**TEXTO BASE:**

◇ ◇ ◇ ◇ ◇ ◇ ◇

No mesmo passo, a transformação decorrente desse processo teve também como importante documento o Plano Diretor da Reformulação do Estado – elaborado em 1995 pelo então Ministério da Administração Federal e Reforma do Estado – cujas propostas objetivaram, fundamentalmente, o estímulo a uma sociedade mais competitiva e com uma prestação de serviços mais eficiente e bem menos burocrática (ALEXANDRINO; PAULO, 2008).

 

Em tese, desse modo, quanto maior fosse o grau de competitividade no setor, melhor seria o resultado no atendimento às demandas.

 

Ao encontro disso, assim dispõe o inciso III do artigo 3º da Lei federal nº 9.074/95, que estabelece normas para outorga e prorrogações das concessões e permissões de serviços públicos e dá outras providências:

 

(...) III - aumento da eficiência das empresas concessionárias, visando à elevação da competitividade global da economia nacional;

 

No início da execução desse programa de desestatização, de acordo com Carvalho (2002), o Brasil contava apenas com regulações do Banco Central, do Conselho Administrativo de Defesa Econômica – CADE, e da manutenção de estoques produtivos, cujas regulações eram emanadas, basicamente, com o fito de aumentar ou diminuir a incidência de impostos para beneficiar determinados setores da economia.

 

Contudo, Aragão (2003) estatui o entendimento de que nenhum desses órgãos ou instituições tinham – ou têm – o perfil de independência frente ao Poder Executivo, afirmado pelas leis criadoras das agências reguladoras.

 

Após a instituição do programa, no ano de 1997, foram criadas a Agência Nacional de Telecomunicações – ANATEL, a Agência Nacional do Petróleo – ANP e a Agência Nacional de Energia Elétrica - ANEEL, todas elas criadas para regularem e exercerem o controle de atividades até então exercidas precipuamente pelo Estado na forma de monopólio (MEIRELLES, 2000).

 

Como destacam Arnold Wald e Luiza Rangel de Moraes (apud MORAES, 2002, p. 18):

 

Desatrela-se, assim, o Poder Público das tarefas de execução das obras e serviços públicos para assumir a elaboração e execução da política regulatória de todos os setores da economia em que as empresas estatais assumiam o papel de concessionárias de serviços públicos.

◇ ◇ ◇ ◇ ◇ ◇ ◇

**DADOS FORNECIDOS:**

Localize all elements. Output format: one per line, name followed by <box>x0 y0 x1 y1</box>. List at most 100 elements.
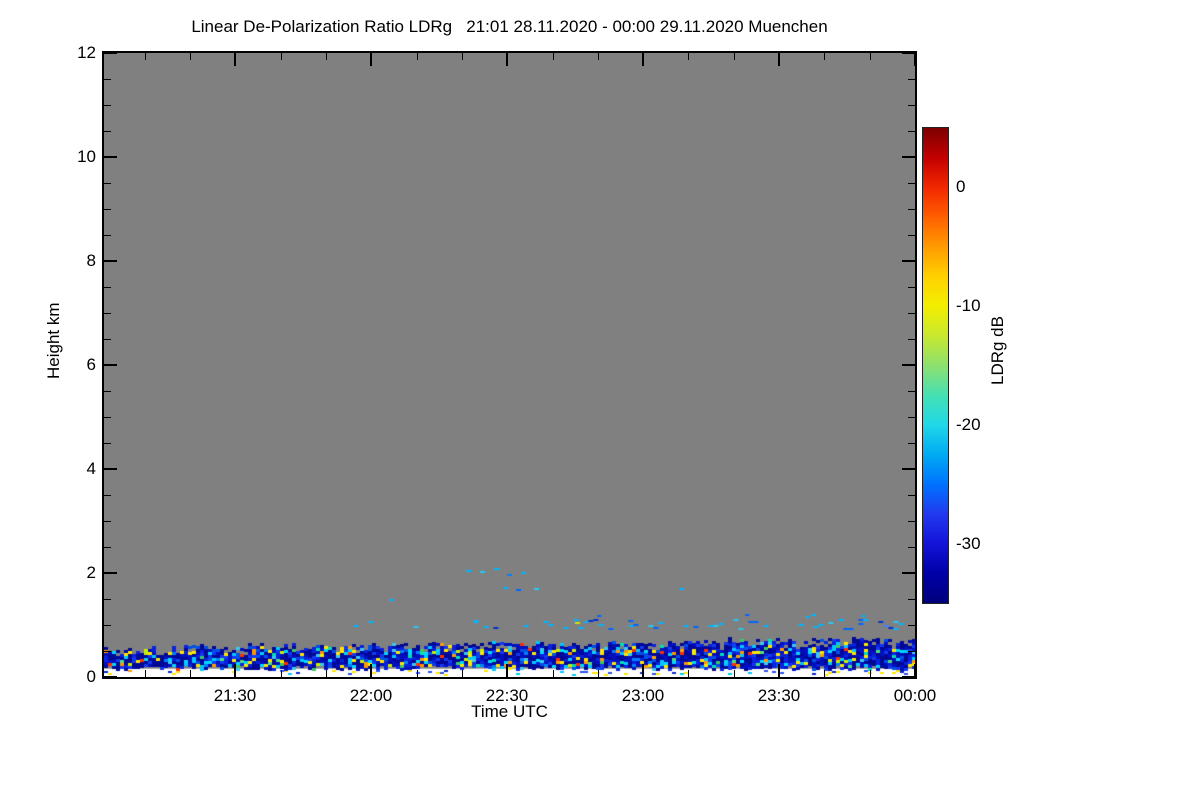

◇ ◇ ◇ ◇ ◇ ◇ ◇

**TAREFA 1:**
Responda, com base no texto sobre a reforma do Estado:
(a) Em que ano foi elaborado o Plano Diretor da Reformulação do Estado e qual ministério o elaborou?
(b) O inciso III citado pertence a qual artigo e a qual lei federal?
(c) Quais três agências o texto diz terem sido criadas após a instituição do programa?
**TAREFA 2:** Por favor, dê continuidade ao texto sobre a reforma do Estado a partir da última frase apresentada.
Os dados constituem um material separado do texto.

**RESPOSTA 1:**
(a) Em 1995, pelo então Ministério da Administração Federal e Reforma do Estado.
(b) Ao artigo 3º da Lei federal nº 9.074/95.
(c) A Agência Nacional de Telecomunicações (ANATEL), a Agência Nacional do Petróleo (ANP) e a Agência Nacional de Energia Elétrica (ANEEL).

**RESPOSTA 2:**
 

Exigiu-se, portanto, uma mudança extremamente radical na maneira de gerir os serviços públicos, impondo-se uma maior descentralização, que Di Pietro (2003, p. 351) conceitua como sendo a distribuição de competências de uma para outra pessoa – física ou jurídica –, explicando que esta descentralização por serviços “verifica-se quando o poder público cria uma pessoa jurídica de direito público ou privado e a ela atribui a titularidade e a execução de determinado serviço público”.

 

Moraes (2002) complementa, nesse passo, afirmando que o Poder Público passaria a concentrar-se exclusivamente na elaboração de projetos e metas, e na política regulatória e fiscalizatória dos setores da economia, descentralizando a realização desses serviços. Dessa forma, o Estado manteria a “centralização governamental”(regulação), contudo, exigiria maior “descentralização administrativa” (agências reguladoras).

 

Essa tendência é apontada pelo autor italiano Giorgio Pastori (apud MORAES, 2002, p. 19), informando que:

 

Respeitando a unidade do poder político-governamental, dentro da área da administração, verifica-se, desde o início do século, o recurso, cada vez mais generalizado, a órgãos e a empresas autônomas, ao mesmo tempo que o Governo, pouco a pouco, mediante intervenção, anexa novos campos de ação e coloca novas exigências de promoção operacional nos diversos setores econômico-sociais. A organização interna de tais estruturas não se diferencia substancialmente da ministerial, da qual reproduz as principais disfunções sem assegurar as vantagens desejadas, seja de ordem a uma maior correspondência política, seja em ordem a uma maior eficiência administrativa.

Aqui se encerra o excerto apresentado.